Work to complete: Drop the images; return everything else in the listing below exactly.

━━━━

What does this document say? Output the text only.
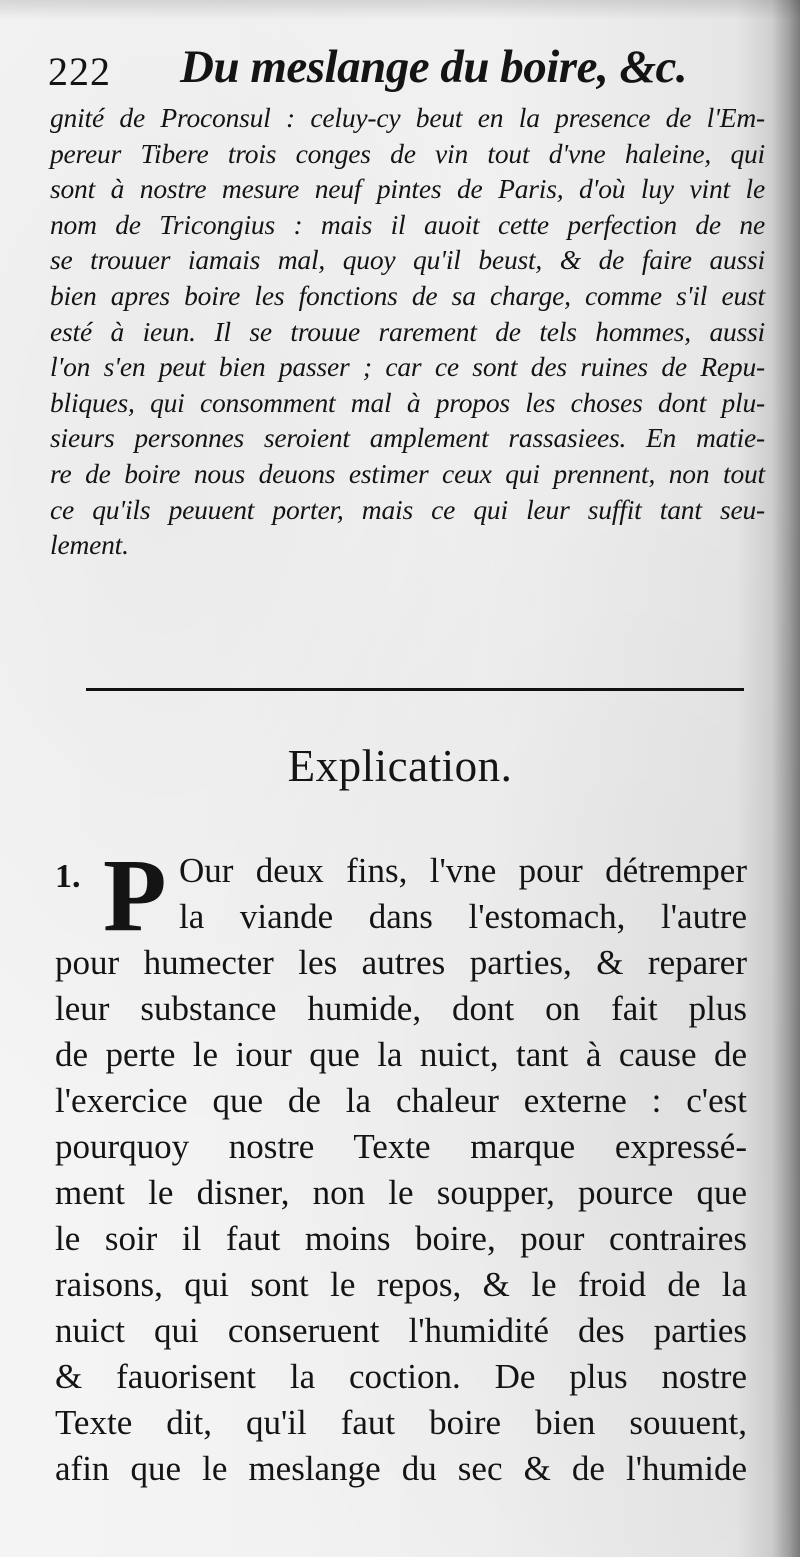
222 Du meslange du boire, &c.
gnité de Proconsul : celuy-cy beut en la presence de l'Em-
pereur Tibere trois conges de vin tout d'vne haleine, qui
sont à nostre mesure neuf pintes de Paris, d'où luy vint le
nom de Tricongius : mais il auoit cette perfection de ne
se trouuer iamais mal, quoy qu'il beust, & de faire aussi
bien apres boire les fonctions de sa charge, comme s'il eust
esté à ieun. Il se trouue rarement de tels hommes, aussi
l'on s'en peut bien passer ; car ce sont des ruines de Repu-
bliques, qui consomment mal à propos les choses dont plu-
sieurs personnes seroient amplement rassasiees. En matie-
re de boire nous deuons estimer ceux qui prennent, non tout
ce qu'ils peuuent porter, mais ce qui leur suffit tant seu-
lement.
Explication.
1. P Our deux fins, l'vne pour détremper
la viande dans l'estomach, l'autre
pour humecter les autres parties, & reparer
leur substance humide, dont on fait plus
de perte le iour que la nuict, tant à cause de
l'exercice que de la chaleur externe : c'est
pourquoy nostre Texte marque expressé-
ment le disner, non le soupper, pource que
le soir il faut moins boire, pour contraires
raisons, qui sont le repos, & le froid de la
nuict qui conseruent l'humidité des parties
& fauorisent la coction. De plus nostre
Texte dit, qu'il faut boire bien souuent,
afin que le meslange du sec & de l'humide
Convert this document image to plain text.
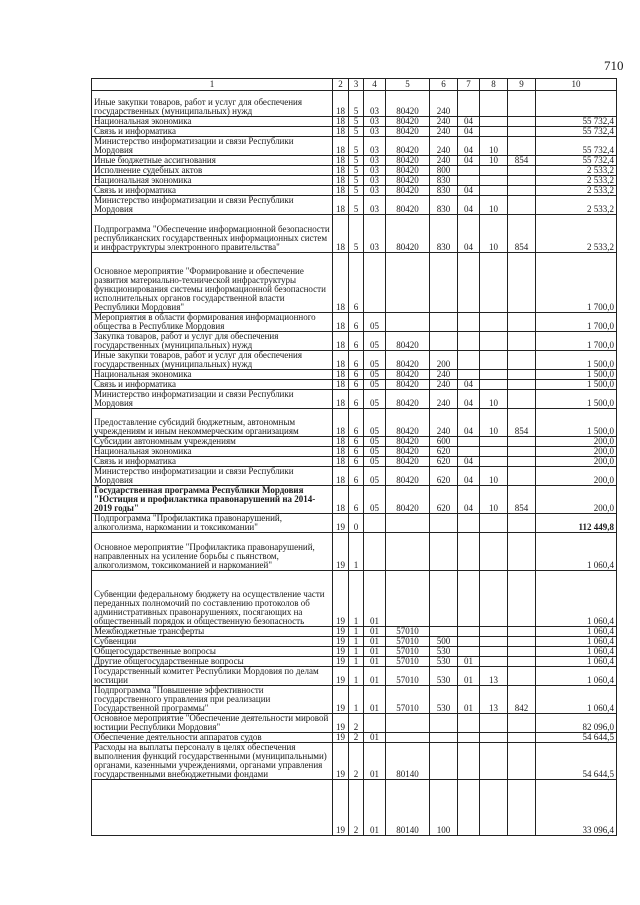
710
1	2	3	4	5	6	7	8	9	10
Иные закупки товаров, работ и услуг для обеспечения государственных (муниципальных) нужд	18	5	03	80420	240				
Национальная экономика	18	5	03	80420	240	04			55 732,4
Связь и информатика	18	5	03	80420	240	04			55 732,4
Министерство информатизации и связи Республики Мордовия	18	5	03	80420	240	04	10		55 732,4
Иные бюджетные ассигнования	18	5	03	80420	240	04	10	854	55 732,4
Исполнение судебных актов	18	5	03	80420	800				2 533,2
Национальная экономика	18	5	03	80420	830				2 533,2
Связь и информатика	18	5	03	80420	830	04			2 533,2
Министерство информатизации и связи Республики Мордовия	18	5	03	80420	830	04	10		2 533,2
Подпрограмма "Обеспечение информационной безопасности республиканских государственных информационных систем и инфраструктуры электронного правительства"	18	5	03	80420	830	04	10	854	2 533,2
Основное мероприятие "Формирование и обеспечение развития материально-технической инфраструктуры функционирования системы информационной безопасности исполнительных органов государственной власти Республики Мордовия"	18	6							1 700,0
Мероприятия в области формирования информационного общества в Республике Мордовия	18	6	05						1 700,0
Закупка товаров, работ и услуг для обеспечения государственных (муниципальных) нужд	18	6	05	80420					1 700,0
Иные закупки товаров, работ и услуг для обеспечения государственных (муниципальных) нужд	18	6	05	80420	200				1 500,0
Национальная экономика	18	6	05	80420	240				1 500,0
Связь и информатика	18	6	05	80420	240	04			1 500,0
Министерство информатизации и связи Республики Мордовия	18	6	05	80420	240	04	10		1 500,0
Предоставление субсидий бюджетным, автономным учреждениям и иным некоммерческим организациям	18	6	05	80420	240	04	10	854	1 500,0
Субсидии автономным учреждениям	18	6	05	80420	600				200,0
Национальная экономика	18	6	05	80420	620				200,0
Связь и информатика	18	6	05	80420	620	04			200,0
Министерство информатизации и связи Республики Мордовия	18	6	05	80420	620	04	10		200,0
Государственная программа Республики Мордовия "Юстиция и профилактика правонарушений на 2014-2019 годы"	18	6	05	80420	620	04	10	854	200,0
Подпрограмма "Профилактика правонарушений, алкоголизма, наркомании и токсикомании"	19	0							112 449,8
Основное мероприятие "Профилактика правонарушений, направленных на усиление борьбы с пьянством, алкоголизмом, токсикоманией и наркоманией"	19	1							1 060,4
Субвенции федеральному бюджету на осуществление части переданных полномочий по составлению протоколов об административных правонарушениях, посягающих на общественный порядок и общественную безопасность	19	1	01						1 060,4
Межбюджетные трансферты	19	1	01	57010					1 060,4
Субвенции	19	1	01	57010	500				1 060,4
Общегосударственные вопросы	19	1	01	57010	530				1 060,4
Другие общегосударственные вопросы	19	1	01	57010	530	01			1 060,4
Государственный комитет Республики Мордовия по делам юстиции	19	1	01	57010	530	01	13		1 060,4
Подпрограмма "Повышение эффективности государственного управления при реализации Государственной программы"	19	1	01	57010	530	01	13	842	1 060,4
Основное мероприятие "Обеспечение деятельности мировой юстиции Республики Мордовия"	19	2							82 096,0
Обеспечение деятельности аппаратов судов	19	2	01						54 644,5
Расходы на выплаты персоналу в целях обеспечения выполнения функций государственными (муниципальными) органами, казенными учреждениями, органами управления государственными внебюджетными фондами	19	2	01	80140					54 644,5
	19	2	01	80140	100				33 096,4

━━━━

Solution to this exercise:
What does this document say? Output the text only.
222 Du meslange du boire, &c.
gnité de Proconsul : celuy-cy beut en la presence de l'Em-
pereur Tibere trois conges de vin tout d'vne haleine, qui
sont à nostre mesure neuf pintes de Paris, d'où luy vint le
nom de Tricongius : mais il auoit cette perfection de ne
se trouuer iamais mal, quoy qu'il beust, & de faire aussi
bien apres boire les fonctions de sa charge, comme s'il eust
esté à ieun. Il se trouue rarement de tels hommes, aussi
l'on s'en peut bien passer ; car ce sont des ruines de Repu-
bliques, qui consomment mal à propos les choses dont plu-
sieurs personnes seroient amplement rassasiees. En matie-
re de boire nous deuons estimer ceux qui prennent, non tout
ce qu'ils peuuent porter, mais ce qui leur suffit tant seu-
lement.
Explication.
1. P Our deux fins, l'vne pour détremper
la viande dans l'estomach, l'autre
pour humecter les autres parties, & reparer
leur substance humide, dont on fait plus
de perte le iour que la nuict, tant à cause de
l'exercice que de la chaleur externe : c'est
pourquoy nostre Texte marque expressé-
ment le disner, non le soupper, pource que
le soir il faut moins boire, pour contraires
raisons, qui sont le repos, & le froid de la
nuict qui conseruent l'humidité des parties
& fauorisent la coction. De plus nostre
Texte dit, qu'il faut boire bien souuent,
afin que le meslange du sec & de l'humide
Convert this document image to plain text.
710
1	2	3	4	5	6	7	8	9	10
Иные закупки товаров, работ и услуг для обеспечения государственных (муниципальных) нужд	18	5	03	80420	240				
Национальная экономика	18	5	03	80420	240	04			55 732,4
Связь и информатика	18	5	03	80420	240	04			55 732,4
Министерство информатизации и связи Республики Мордовия	18	5	03	80420	240	04	10		55 732,4
Иные бюджетные ассигнования	18	5	03	80420	240	04	10	854	55 732,4
Исполнение судебных актов	18	5	03	80420	800				2 533,2
Национальная экономика	18	5	03	80420	830				2 533,2
Связь и информатика	18	5	03	80420	830	04			2 533,2
Министерство информатизации и связи Республики Мордовия	18	5	03	80420	830	04	10		2 533,2
Подпрограмма "Обеспечение информационной безопасности республиканских государственных информационных систем и инфраструктуры электронного правительства"	18	5	03	80420	830	04	10	854	2 533,2
Основное мероприятие "Формирование и обеспечение развития материально-технической инфраструктуры функционирования системы информационной безопасности исполнительных органов государственной власти Республики Мордовия"	18	6							1 700,0
Мероприятия в области формирования информационного общества в Республике Мордовия	18	6	05						1 700,0
Закупка товаров, работ и услуг для обеспечения государственных (муниципальных) нужд	18	6	05	80420					1 700,0
Иные закупки товаров, работ и услуг для обеспечения государственных (муниципальных) нужд	18	6	05	80420	200				1 500,0
Национальная экономика	18	6	05	80420	240				1 500,0
Связь и информатика	18	6	05	80420	240	04			1 500,0
Министерство информатизации и связи Республики Мордовия	18	6	05	80420	240	04	10		1 500,0
Предоставление субсидий бюджетным, автономным учреждениям и иным некоммерческим организациям	18	6	05	80420	240	04	10	854	1 500,0
Субсидии автономным учреждениям	18	6	05	80420	600				200,0
Национальная экономика	18	6	05	80420	620				200,0
Связь и информатика	18	6	05	80420	620	04			200,0
Министерство информатизации и связи Республики Мордовия	18	6	05	80420	620	04	10		200,0
Государственная программа Республики Мордовия "Юстиция и профилактика правонарушений на 2014-2019 годы"	18	6	05	80420	620	04	10	854	200,0
Подпрограмма "Профилактика правонарушений, алкоголизма, наркомании и токсикомании"	19	0							112 449,8
Основное мероприятие "Профилактика правонарушений, направленных на усиление борьбы с пьянством, алкоголизмом, токсикоманией и наркоманией"	19	1							1 060,4
Субвенции федеральному бюджету на осуществление части переданных полномочий по составлению протоколов об административных правонарушениях, посягающих на общественный порядок и общественную безопасность	19	1	01						1 060,4
Межбюджетные трансферты	19	1	01	57010					1 060,4
Субвенции	19	1	01	57010	500				1 060,4
Общегосударственные вопросы	19	1	01	57010	530				1 060,4
Другие общегосударственные вопросы	19	1	01	57010	530	01			1 060,4
Государственный комитет Республики Мордовия по делам юстиции	19	1	01	57010	530	01	13		1 060,4
Подпрограмма "Повышение эффективности государственного управления при реализации Государственной программы"	19	1	01	57010	530	01	13	842	1 060,4
Основное мероприятие "Обеспечение деятельности мировой юстиции Республики Мордовия"	19	2							82 096,0
Обеспечение деятельности аппаратов судов	19	2	01						54 644,5
Расходы на выплаты персоналу в целях обеспечения выполнения функций государственными (муниципальными) органами, казенными учреждениями, органами управления государственными внебюджетными фондами	19	2	01	80140					54 644,5
	19	2	01	80140	100				33 096,4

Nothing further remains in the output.